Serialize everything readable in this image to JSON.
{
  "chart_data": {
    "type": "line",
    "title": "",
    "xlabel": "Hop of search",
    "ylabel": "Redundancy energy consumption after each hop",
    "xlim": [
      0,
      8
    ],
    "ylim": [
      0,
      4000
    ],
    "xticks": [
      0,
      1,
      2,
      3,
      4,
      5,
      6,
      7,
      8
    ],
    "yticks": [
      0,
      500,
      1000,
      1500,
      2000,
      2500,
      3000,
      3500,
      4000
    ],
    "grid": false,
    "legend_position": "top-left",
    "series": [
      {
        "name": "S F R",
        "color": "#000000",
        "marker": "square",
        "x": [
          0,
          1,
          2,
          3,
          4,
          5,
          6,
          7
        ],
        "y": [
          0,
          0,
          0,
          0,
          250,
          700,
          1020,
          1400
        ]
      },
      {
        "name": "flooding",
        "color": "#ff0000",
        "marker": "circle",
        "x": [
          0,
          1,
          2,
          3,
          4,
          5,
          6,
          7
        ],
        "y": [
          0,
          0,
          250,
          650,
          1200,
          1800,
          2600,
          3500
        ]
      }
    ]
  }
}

- _GIVEN TASK_: Return all of the above records exactly, leaving no line out.

- _SOLUTION TO THE PROBLEM_:
Serialize everything readable in this image to JSON.
{
  "chart_data": {
    "type": "line",
    "title": "",
    "xlabel": "Hop of search",
    "ylabel": "Redundancy energy consumption after each hop",
    "xlim": [
      0,
      8
    ],
    "ylim": [
      0,
      4000
    ],
    "xticks": [
      0,
      1,
      2,
      3,
      4,
      5,
      6,
      7,
      8
    ],
    "yticks": [
      0,
      500,
      1000,
      1500,
      2000,
      2500,
      3000,
      3500,
      4000
    ],
    "grid": false,
    "legend_position": "top-left",
    "series": [
      {
        "name": "S F R",
        "color": "#000000",
        "marker": "square",
        "x": [
          0,
          1,
          2,
          3,
          4,
          5,
          6,
          7
        ],
        "y": [
          0,
          0,
          0,
          0,
          250,
          700,
          1020,
          1400
        ]
      },
      {
        "name": "flooding",
        "color": "#ff0000",
        "marker": "circle",
        "x": [
          0,
          1,
          2,
          3,
          4,
          5,
          6,
          7
        ],
        "y": [
          0,
          0,
          250,
          650,
          1200,
          1800,
          2600,
          3500
        ]
      }
    ]
  }
}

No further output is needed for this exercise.